TASK TO CARRY OUT: Here are some records; return them all exactly.

Records that describe figures:

+--

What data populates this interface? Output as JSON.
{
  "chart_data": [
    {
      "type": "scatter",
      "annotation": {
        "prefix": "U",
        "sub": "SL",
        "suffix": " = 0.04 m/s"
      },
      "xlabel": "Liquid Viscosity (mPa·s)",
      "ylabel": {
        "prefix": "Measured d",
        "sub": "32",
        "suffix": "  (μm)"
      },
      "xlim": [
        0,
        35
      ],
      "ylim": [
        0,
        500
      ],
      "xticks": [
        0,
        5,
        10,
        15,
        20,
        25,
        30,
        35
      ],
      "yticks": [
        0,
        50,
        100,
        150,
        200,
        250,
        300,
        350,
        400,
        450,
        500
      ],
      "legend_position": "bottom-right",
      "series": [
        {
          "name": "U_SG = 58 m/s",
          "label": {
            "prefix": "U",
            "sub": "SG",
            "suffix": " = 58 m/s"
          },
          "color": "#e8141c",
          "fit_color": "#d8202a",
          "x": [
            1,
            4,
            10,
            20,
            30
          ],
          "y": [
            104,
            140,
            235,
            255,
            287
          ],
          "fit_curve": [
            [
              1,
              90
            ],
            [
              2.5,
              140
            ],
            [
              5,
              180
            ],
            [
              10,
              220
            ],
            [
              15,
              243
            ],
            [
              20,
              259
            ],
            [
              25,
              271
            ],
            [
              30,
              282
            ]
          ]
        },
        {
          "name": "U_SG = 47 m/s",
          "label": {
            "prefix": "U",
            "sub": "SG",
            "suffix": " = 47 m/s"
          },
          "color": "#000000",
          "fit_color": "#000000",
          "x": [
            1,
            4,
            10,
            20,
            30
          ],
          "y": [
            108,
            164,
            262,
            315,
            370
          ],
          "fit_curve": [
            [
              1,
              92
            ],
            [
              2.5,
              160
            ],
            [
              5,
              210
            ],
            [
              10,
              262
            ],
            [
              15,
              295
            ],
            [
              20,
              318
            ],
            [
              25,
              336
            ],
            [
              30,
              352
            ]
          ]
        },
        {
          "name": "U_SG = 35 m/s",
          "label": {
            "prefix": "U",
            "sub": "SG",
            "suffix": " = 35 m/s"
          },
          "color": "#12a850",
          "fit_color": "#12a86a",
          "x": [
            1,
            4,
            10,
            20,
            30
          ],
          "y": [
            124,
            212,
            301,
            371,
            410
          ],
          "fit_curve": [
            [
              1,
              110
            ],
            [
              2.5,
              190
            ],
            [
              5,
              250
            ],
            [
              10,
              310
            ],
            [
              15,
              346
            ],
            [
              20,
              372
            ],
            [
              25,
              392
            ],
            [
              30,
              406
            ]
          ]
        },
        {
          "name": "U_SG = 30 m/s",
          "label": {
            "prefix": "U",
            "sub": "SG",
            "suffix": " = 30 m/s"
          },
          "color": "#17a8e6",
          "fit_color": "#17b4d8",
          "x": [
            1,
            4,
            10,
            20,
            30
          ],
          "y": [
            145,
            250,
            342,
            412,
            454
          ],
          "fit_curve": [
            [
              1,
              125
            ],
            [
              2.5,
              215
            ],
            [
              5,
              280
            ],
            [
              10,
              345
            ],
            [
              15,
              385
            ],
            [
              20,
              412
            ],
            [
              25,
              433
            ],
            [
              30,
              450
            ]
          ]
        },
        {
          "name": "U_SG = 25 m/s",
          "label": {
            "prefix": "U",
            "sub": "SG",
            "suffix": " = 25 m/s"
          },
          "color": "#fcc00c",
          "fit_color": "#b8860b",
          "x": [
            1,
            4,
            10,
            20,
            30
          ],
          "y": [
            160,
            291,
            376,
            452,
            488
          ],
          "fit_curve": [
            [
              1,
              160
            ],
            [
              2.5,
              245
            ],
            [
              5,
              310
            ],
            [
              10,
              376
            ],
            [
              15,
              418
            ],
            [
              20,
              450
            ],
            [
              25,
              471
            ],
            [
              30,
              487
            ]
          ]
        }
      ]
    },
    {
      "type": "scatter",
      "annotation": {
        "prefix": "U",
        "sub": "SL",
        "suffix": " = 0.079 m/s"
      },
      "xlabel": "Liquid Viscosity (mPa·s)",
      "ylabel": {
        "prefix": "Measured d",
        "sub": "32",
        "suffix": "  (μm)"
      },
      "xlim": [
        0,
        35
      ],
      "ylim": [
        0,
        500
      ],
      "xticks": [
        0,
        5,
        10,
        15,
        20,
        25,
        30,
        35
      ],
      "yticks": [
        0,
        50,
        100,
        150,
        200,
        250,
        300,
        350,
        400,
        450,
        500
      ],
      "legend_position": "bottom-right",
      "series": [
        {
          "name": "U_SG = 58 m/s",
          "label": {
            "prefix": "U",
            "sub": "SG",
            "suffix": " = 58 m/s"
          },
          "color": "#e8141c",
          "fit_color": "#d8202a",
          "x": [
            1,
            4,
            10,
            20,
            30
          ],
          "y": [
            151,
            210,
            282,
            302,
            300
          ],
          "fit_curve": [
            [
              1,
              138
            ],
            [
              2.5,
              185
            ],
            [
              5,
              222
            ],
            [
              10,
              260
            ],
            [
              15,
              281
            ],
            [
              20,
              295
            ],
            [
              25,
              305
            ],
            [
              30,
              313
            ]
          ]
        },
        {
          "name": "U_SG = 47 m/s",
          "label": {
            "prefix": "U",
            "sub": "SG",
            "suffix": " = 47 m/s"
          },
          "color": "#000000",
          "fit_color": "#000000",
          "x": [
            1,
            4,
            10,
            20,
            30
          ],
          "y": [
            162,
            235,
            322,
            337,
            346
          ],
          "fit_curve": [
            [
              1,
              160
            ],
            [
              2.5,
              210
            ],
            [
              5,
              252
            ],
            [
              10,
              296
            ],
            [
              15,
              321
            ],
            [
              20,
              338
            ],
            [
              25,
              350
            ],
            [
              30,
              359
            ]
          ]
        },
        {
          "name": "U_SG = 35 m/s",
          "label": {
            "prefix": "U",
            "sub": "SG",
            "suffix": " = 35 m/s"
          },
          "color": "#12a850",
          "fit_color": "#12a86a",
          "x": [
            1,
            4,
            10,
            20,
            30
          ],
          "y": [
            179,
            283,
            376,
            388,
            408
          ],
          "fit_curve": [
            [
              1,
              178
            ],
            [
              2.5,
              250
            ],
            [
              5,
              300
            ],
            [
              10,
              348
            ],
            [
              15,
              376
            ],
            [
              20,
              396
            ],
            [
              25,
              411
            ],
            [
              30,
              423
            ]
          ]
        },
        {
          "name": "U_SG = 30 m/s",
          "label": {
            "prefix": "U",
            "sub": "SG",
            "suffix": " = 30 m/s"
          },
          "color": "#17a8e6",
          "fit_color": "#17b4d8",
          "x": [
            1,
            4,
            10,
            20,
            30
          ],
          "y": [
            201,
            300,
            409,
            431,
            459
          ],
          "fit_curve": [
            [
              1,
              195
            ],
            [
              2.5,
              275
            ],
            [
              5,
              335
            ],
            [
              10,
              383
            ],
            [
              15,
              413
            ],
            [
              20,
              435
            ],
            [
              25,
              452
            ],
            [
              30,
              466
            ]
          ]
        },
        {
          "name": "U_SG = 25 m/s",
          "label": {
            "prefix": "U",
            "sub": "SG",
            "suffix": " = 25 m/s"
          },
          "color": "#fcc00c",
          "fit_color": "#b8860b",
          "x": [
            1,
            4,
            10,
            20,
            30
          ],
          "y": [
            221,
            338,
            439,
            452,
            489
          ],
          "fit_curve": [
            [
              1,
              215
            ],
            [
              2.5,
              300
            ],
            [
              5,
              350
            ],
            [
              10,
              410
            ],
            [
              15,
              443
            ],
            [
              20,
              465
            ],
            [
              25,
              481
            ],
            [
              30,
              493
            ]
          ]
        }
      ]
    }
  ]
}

+--

SOLUTION FOR THIS PROBLEM:
What data populates this interface? Output as JSON.
{
  "chart_data": [
    {
      "type": "scatter",
      "annotation": {
        "prefix": "U",
        "sub": "SL",
        "suffix": " = 0.04 m/s"
      },
      "xlabel": "Liquid Viscosity (mPa·s)",
      "ylabel": {
        "prefix": "Measured d",
        "sub": "32",
        "suffix": "  (μm)"
      },
      "xlim": [
        0,
        35
      ],
      "ylim": [
        0,
        500
      ],
      "xticks": [
        0,
        5,
        10,
        15,
        20,
        25,
        30,
        35
      ],
      "yticks": [
        0,
        50,
        100,
        150,
        200,
        250,
        300,
        350,
        400,
        450,
        500
      ],
      "legend_position": "bottom-right",
      "series": [
        {
          "name": "U_SG = 58 m/s",
          "label": {
            "prefix": "U",
            "sub": "SG",
            "suffix": " = 58 m/s"
          },
          "color": "#e8141c",
          "fit_color": "#d8202a",
          "x": [
            1,
            4,
            10,
            20,
            30
          ],
          "y": [
            104,
            140,
            235,
            255,
            287
          ],
          "fit_curve": [
            [
              1,
              90
            ],
            [
              2.5,
              140
            ],
            [
              5,
              180
            ],
            [
              10,
              220
            ],
            [
              15,
              243
            ],
            [
              20,
              259
            ],
            [
              25,
              271
            ],
            [
              30,
              282
            ]
          ]
        },
        {
          "name": "U_SG = 47 m/s",
          "label": {
            "prefix": "U",
            "sub": "SG",
            "suffix": " = 47 m/s"
          },
          "color": "#000000",
          "fit_color": "#000000",
          "x": [
            1,
            4,
            10,
            20,
            30
          ],
          "y": [
            108,
            164,
            262,
            315,
            370
          ],
          "fit_curve": [
            [
              1,
              92
            ],
            [
              2.5,
              160
            ],
            [
              5,
              210
            ],
            [
              10,
              262
            ],
            [
              15,
              295
            ],
            [
              20,
              318
            ],
            [
              25,
              336
            ],
            [
              30,
              352
            ]
          ]
        },
        {
          "name": "U_SG = 35 m/s",
          "label": {
            "prefix": "U",
            "sub": "SG",
            "suffix": " = 35 m/s"
          },
          "color": "#12a850",
          "fit_color": "#12a86a",
          "x": [
            1,
            4,
            10,
            20,
            30
          ],
          "y": [
            124,
            212,
            301,
            371,
            410
          ],
          "fit_curve": [
            [
              1,
              110
            ],
            [
              2.5,
              190
            ],
            [
              5,
              250
            ],
            [
              10,
              310
            ],
            [
              15,
              346
            ],
            [
              20,
              372
            ],
            [
              25,
              392
            ],
            [
              30,
              406
            ]
          ]
        },
        {
          "name": "U_SG = 30 m/s",
          "label": {
            "prefix": "U",
            "sub": "SG",
            "suffix": " = 30 m/s"
          },
          "color": "#17a8e6",
          "fit_color": "#17b4d8",
          "x": [
            1,
            4,
            10,
            20,
            30
          ],
          "y": [
            145,
            250,
            342,
            412,
            454
          ],
          "fit_curve": [
            [
              1,
              125
            ],
            [
              2.5,
              215
            ],
            [
              5,
              280
            ],
            [
              10,
              345
            ],
            [
              15,
              385
            ],
            [
              20,
              412
            ],
            [
              25,
              433
            ],
            [
              30,
              450
            ]
          ]
        },
        {
          "name": "U_SG = 25 m/s",
          "label": {
            "prefix": "U",
            "sub": "SG",
            "suffix": " = 25 m/s"
          },
          "color": "#fcc00c",
          "fit_color": "#b8860b",
          "x": [
            1,
            4,
            10,
            20,
            30
          ],
          "y": [
            160,
            291,
            376,
            452,
            488
          ],
          "fit_curve": [
            [
              1,
              160
            ],
            [
              2.5,
              245
            ],
            [
              5,
              310
            ],
            [
              10,
              376
            ],
            [
              15,
              418
            ],
            [
              20,
              450
            ],
            [
              25,
              471
            ],
            [
              30,
              487
            ]
          ]
        }
      ]
    },
    {
      "type": "scatter",
      "annotation": {
        "prefix": "U",
        "sub": "SL",
        "suffix": " = 0.079 m/s"
      },
      "xlabel": "Liquid Viscosity (mPa·s)",
      "ylabel": {
        "prefix": "Measured d",
        "sub": "32",
        "suffix": "  (μm)"
      },
      "xlim": [
        0,
        35
      ],
      "ylim": [
        0,
        500
      ],
      "xticks": [
        0,
        5,
        10,
        15,
        20,
        25,
        30,
        35
      ],
      "yticks": [
        0,
        50,
        100,
        150,
        200,
        250,
        300,
        350,
        400,
        450,
        500
      ],
      "legend_position": "bottom-right",
      "series": [
        {
          "name": "U_SG = 58 m/s",
          "label": {
            "prefix": "U",
            "sub": "SG",
            "suffix": " = 58 m/s"
          },
          "color": "#e8141c",
          "fit_color": "#d8202a",
          "x": [
            1,
            4,
            10,
            20,
            30
          ],
          "y": [
            151,
            210,
            282,
            302,
            300
          ],
          "fit_curve": [
            [
              1,
              138
            ],
            [
              2.5,
              185
            ],
            [
              5,
              222
            ],
            [
              10,
              260
            ],
            [
              15,
              281
            ],
            [
              20,
              295
            ],
            [
              25,
              305
            ],
            [
              30,
              313
            ]
          ]
        },
        {
          "name": "U_SG = 47 m/s",
          "label": {
            "prefix": "U",
            "sub": "SG",
            "suffix": " = 47 m/s"
          },
          "color": "#000000",
          "fit_color": "#000000",
          "x": [
            1,
            4,
            10,
            20,
            30
          ],
          "y": [
            162,
            235,
            322,
            337,
            346
          ],
          "fit_curve": [
            [
              1,
              160
            ],
            [
              2.5,
              210
            ],
            [
              5,
              252
            ],
            [
              10,
              296
            ],
            [
              15,
              321
            ],
            [
              20,
              338
            ],
            [
              25,
              350
            ],
            [
              30,
              359
            ]
          ]
        },
        {
          "name": "U_SG = 35 m/s",
          "label": {
            "prefix": "U",
            "sub": "SG",
            "suffix": " = 35 m/s"
          },
          "color": "#12a850",
          "fit_color": "#12a86a",
          "x": [
            1,
            4,
            10,
            20,
            30
          ],
          "y": [
            179,
            283,
            376,
            388,
            408
          ],
          "fit_curve": [
            [
              1,
              178
            ],
            [
              2.5,
              250
            ],
            [
              5,
              300
            ],
            [
              10,
              348
            ],
            [
              15,
              376
            ],
            [
              20,
              396
            ],
            [
              25,
              411
            ],
            [
              30,
              423
            ]
          ]
        },
        {
          "name": "U_SG = 30 m/s",
          "label": {
            "prefix": "U",
            "sub": "SG",
            "suffix": " = 30 m/s"
          },
          "color": "#17a8e6",
          "fit_color": "#17b4d8",
          "x": [
            1,
            4,
            10,
            20,
            30
          ],
          "y": [
            201,
            300,
            409,
            431,
            459
          ],
          "fit_curve": [
            [
              1,
              195
            ],
            [
              2.5,
              275
            ],
            [
              5,
              335
            ],
            [
              10,
              383
            ],
            [
              15,
              413
            ],
            [
              20,
              435
            ],
            [
              25,
              452
            ],
            [
              30,
              466
            ]
          ]
        },
        {
          "name": "U_SG = 25 m/s",
          "label": {
            "prefix": "U",
            "sub": "SG",
            "suffix": " = 25 m/s"
          },
          "color": "#fcc00c",
          "fit_color": "#b8860b",
          "x": [
            1,
            4,
            10,
            20,
            30
          ],
          "y": [
            221,
            338,
            439,
            452,
            489
          ],
          "fit_curve": [
            [
              1,
              215
            ],
            [
              2.5,
              300
            ],
            [
              5,
              350
            ],
            [
              10,
              410
            ],
            [
              15,
              443
            ],
            [
              20,
              465
            ],
            [
              25,
              481
            ],
            [
              30,
              493
            ]
          ]
        }
      ]
    }
  ]
}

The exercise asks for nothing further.